*RECORD LIST*:
* Begin *
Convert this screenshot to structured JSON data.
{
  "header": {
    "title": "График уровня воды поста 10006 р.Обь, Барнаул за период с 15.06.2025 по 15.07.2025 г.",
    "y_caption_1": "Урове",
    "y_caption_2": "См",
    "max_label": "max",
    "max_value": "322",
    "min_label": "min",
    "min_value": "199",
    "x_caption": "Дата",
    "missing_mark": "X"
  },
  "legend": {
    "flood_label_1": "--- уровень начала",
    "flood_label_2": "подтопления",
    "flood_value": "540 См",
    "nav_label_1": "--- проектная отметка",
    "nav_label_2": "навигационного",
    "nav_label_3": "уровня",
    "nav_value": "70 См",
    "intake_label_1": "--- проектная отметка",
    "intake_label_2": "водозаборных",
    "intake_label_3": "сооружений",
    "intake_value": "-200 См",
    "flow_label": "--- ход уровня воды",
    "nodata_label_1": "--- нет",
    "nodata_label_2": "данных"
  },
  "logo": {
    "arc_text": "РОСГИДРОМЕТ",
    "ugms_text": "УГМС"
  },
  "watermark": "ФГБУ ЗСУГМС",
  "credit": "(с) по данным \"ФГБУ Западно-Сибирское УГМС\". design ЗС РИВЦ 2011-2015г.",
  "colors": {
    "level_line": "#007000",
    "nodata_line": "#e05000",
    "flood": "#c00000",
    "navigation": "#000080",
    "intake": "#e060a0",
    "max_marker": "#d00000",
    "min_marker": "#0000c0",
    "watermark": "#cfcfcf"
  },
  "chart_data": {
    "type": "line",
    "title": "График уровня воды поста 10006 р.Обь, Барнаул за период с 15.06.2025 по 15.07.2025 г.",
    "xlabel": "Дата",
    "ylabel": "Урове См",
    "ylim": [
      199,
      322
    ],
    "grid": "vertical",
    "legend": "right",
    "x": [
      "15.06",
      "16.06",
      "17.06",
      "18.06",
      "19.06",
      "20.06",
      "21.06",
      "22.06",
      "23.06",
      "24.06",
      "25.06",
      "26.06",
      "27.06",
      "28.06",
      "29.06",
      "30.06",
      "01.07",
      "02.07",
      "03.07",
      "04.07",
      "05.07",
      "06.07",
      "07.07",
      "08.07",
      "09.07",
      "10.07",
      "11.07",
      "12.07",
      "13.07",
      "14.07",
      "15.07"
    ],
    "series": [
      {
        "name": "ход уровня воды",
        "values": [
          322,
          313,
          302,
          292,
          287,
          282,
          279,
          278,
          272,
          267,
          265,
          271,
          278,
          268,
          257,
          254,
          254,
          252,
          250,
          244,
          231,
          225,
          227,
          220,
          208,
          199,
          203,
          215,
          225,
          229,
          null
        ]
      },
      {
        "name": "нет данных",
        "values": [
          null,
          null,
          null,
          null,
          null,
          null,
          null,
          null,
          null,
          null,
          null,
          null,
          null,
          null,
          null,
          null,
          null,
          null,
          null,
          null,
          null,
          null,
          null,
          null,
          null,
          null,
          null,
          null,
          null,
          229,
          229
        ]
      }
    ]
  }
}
* End *
*YOUR GOAL*:
Restate the listing above word for word.

*TASK RESULT*:
Convert this screenshot to structured JSON data.
{
  "header": {
    "title": "График уровня воды поста 10006 р.Обь, Барнаул за период с 15.06.2025 по 15.07.2025 г.",
    "y_caption_1": "Урове",
    "y_caption_2": "См",
    "max_label": "max",
    "max_value": "322",
    "min_label": "min",
    "min_value": "199",
    "x_caption": "Дата",
    "missing_mark": "X"
  },
  "legend": {
    "flood_label_1": "--- уровень начала",
    "flood_label_2": "подтопления",
    "flood_value": "540 См",
    "nav_label_1": "--- проектная отметка",
    "nav_label_2": "навигационного",
    "nav_label_3": "уровня",
    "nav_value": "70 См",
    "intake_label_1": "--- проектная отметка",
    "intake_label_2": "водозаборных",
    "intake_label_3": "сооружений",
    "intake_value": "-200 См",
    "flow_label": "--- ход уровня воды",
    "nodata_label_1": "--- нет",
    "nodata_label_2": "данных"
  },
  "logo": {
    "arc_text": "РОСГИДРОМЕТ",
    "ugms_text": "УГМС"
  },
  "watermark": "ФГБУ ЗСУГМС",
  "credit": "(с) по данным \"ФГБУ Западно-Сибирское УГМС\". design ЗС РИВЦ 2011-2015г.",
  "colors": {
    "level_line": "#007000",
    "nodata_line": "#e05000",
    "flood": "#c00000",
    "navigation": "#000080",
    "intake": "#e060a0",
    "max_marker": "#d00000",
    "min_marker": "#0000c0",
    "watermark": "#cfcfcf"
  },
  "chart_data": {
    "type": "line",
    "title": "График уровня воды поста 10006 р.Обь, Барнаул за период с 15.06.2025 по 15.07.2025 г.",
    "xlabel": "Дата",
    "ylabel": "Урове См",
    "ylim": [
      199,
      322
    ],
    "grid": "vertical",
    "legend": "right",
    "x": [
      "15.06",
      "16.06",
      "17.06",
      "18.06",
      "19.06",
      "20.06",
      "21.06",
      "22.06",
      "23.06",
      "24.06",
      "25.06",
      "26.06",
      "27.06",
      "28.06",
      "29.06",
      "30.06",
      "01.07",
      "02.07",
      "03.07",
      "04.07",
      "05.07",
      "06.07",
      "07.07",
      "08.07",
      "09.07",
      "10.07",
      "11.07",
      "12.07",
      "13.07",
      "14.07",
      "15.07"
    ],
    "series": [
      {
        "name": "ход уровня воды",
        "values": [
          322,
          313,
          302,
          292,
          287,
          282,
          279,
          278,
          272,
          267,
          265,
          271,
          278,
          268,
          257,
          254,
          254,
          252,
          250,
          244,
          231,
          225,
          227,
          220,
          208,
          199,
          203,
          215,
          225,
          229,
          null
        ]
      },
      {
        "name": "нет данных",
        "values": [
          null,
          null,
          null,
          null,
          null,
          null,
          null,
          null,
          null,
          null,
          null,
          null,
          null,
          null,
          null,
          null,
          null,
          null,
          null,
          null,
          null,
          null,
          null,
          null,
          null,
          null,
          null,
          null,
          null,
          229,
          229
        ]
      }
    ]
  }
}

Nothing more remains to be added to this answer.